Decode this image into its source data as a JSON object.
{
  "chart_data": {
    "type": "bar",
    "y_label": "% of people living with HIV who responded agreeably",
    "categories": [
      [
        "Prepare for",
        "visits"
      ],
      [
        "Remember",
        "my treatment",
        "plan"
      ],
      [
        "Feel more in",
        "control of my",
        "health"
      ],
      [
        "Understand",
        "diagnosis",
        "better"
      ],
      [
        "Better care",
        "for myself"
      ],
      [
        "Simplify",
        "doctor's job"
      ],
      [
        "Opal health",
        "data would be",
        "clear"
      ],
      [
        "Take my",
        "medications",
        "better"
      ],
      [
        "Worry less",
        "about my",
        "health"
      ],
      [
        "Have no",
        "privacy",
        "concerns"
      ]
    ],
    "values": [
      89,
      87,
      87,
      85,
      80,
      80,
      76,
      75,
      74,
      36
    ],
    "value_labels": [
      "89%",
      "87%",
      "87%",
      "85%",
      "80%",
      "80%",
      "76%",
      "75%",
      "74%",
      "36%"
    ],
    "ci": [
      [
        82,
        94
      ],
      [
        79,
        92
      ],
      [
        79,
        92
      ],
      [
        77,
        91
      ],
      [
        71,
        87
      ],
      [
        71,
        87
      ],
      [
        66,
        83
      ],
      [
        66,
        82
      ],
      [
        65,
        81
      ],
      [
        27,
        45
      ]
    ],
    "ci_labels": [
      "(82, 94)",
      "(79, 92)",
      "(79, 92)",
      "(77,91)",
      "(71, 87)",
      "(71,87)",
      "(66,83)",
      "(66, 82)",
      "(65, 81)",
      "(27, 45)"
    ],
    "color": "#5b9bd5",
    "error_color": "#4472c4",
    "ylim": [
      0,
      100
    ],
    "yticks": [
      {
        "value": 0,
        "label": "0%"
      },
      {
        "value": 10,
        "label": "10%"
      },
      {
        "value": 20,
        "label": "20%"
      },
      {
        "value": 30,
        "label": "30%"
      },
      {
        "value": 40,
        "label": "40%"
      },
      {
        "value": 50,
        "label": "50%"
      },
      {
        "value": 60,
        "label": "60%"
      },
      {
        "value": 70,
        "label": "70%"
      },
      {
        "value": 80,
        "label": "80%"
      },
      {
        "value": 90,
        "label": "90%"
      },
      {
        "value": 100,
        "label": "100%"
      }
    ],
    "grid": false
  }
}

==============================

## Problem description
Repeat every record, exactly as written.

## Exercise result
Decode this image into its source data as a JSON object.
{
  "chart_data": {
    "type": "bar",
    "y_label": "% of people living with HIV who responded agreeably",
    "categories": [
      [
        "Prepare for",
        "visits"
      ],
      [
        "Remember",
        "my treatment",
        "plan"
      ],
      [
        "Feel more in",
        "control of my",
        "health"
      ],
      [
        "Understand",
        "diagnosis",
        "better"
      ],
      [
        "Better care",
        "for myself"
      ],
      [
        "Simplify",
        "doctor's job"
      ],
      [
        "Opal health",
        "data would be",
        "clear"
      ],
      [
        "Take my",
        "medications",
        "better"
      ],
      [
        "Worry less",
        "about my",
        "health"
      ],
      [
        "Have no",
        "privacy",
        "concerns"
      ]
    ],
    "values": [
      89,
      87,
      87,
      85,
      80,
      80,
      76,
      75,
      74,
      36
    ],
    "value_labels": [
      "89%",
      "87%",
      "87%",
      "85%",
      "80%",
      "80%",
      "76%",
      "75%",
      "74%",
      "36%"
    ],
    "ci": [
      [
        82,
        94
      ],
      [
        79,
        92
      ],
      [
        79,
        92
      ],
      [
        77,
        91
      ],
      [
        71,
        87
      ],
      [
        71,
        87
      ],
      [
        66,
        83
      ],
      [
        66,
        82
      ],
      [
        65,
        81
      ],
      [
        27,
        45
      ]
    ],
    "ci_labels": [
      "(82, 94)",
      "(79, 92)",
      "(79, 92)",
      "(77,91)",
      "(71, 87)",
      "(71,87)",
      "(66,83)",
      "(66, 82)",
      "(65, 81)",
      "(27, 45)"
    ],
    "color": "#5b9bd5",
    "error_color": "#4472c4",
    "ylim": [
      0,
      100
    ],
    "yticks": [
      {
        "value": 0,
        "label": "0%"
      },
      {
        "value": 10,
        "label": "10%"
      },
      {
        "value": 20,
        "label": "20%"
      },
      {
        "value": 30,
        "label": "30%"
      },
      {
        "value": 40,
        "label": "40%"
      },
      {
        "value": 50,
        "label": "50%"
      },
      {
        "value": 60,
        "label": "60%"
      },
      {
        "value": 70,
        "label": "70%"
      },
      {
        "value": 80,
        "label": "80%"
      },
      {
        "value": 90,
        "label": "90%"
      },
      {
        "value": 100,
        "label": "100%"
      }
    ],
    "grid": false
  }
}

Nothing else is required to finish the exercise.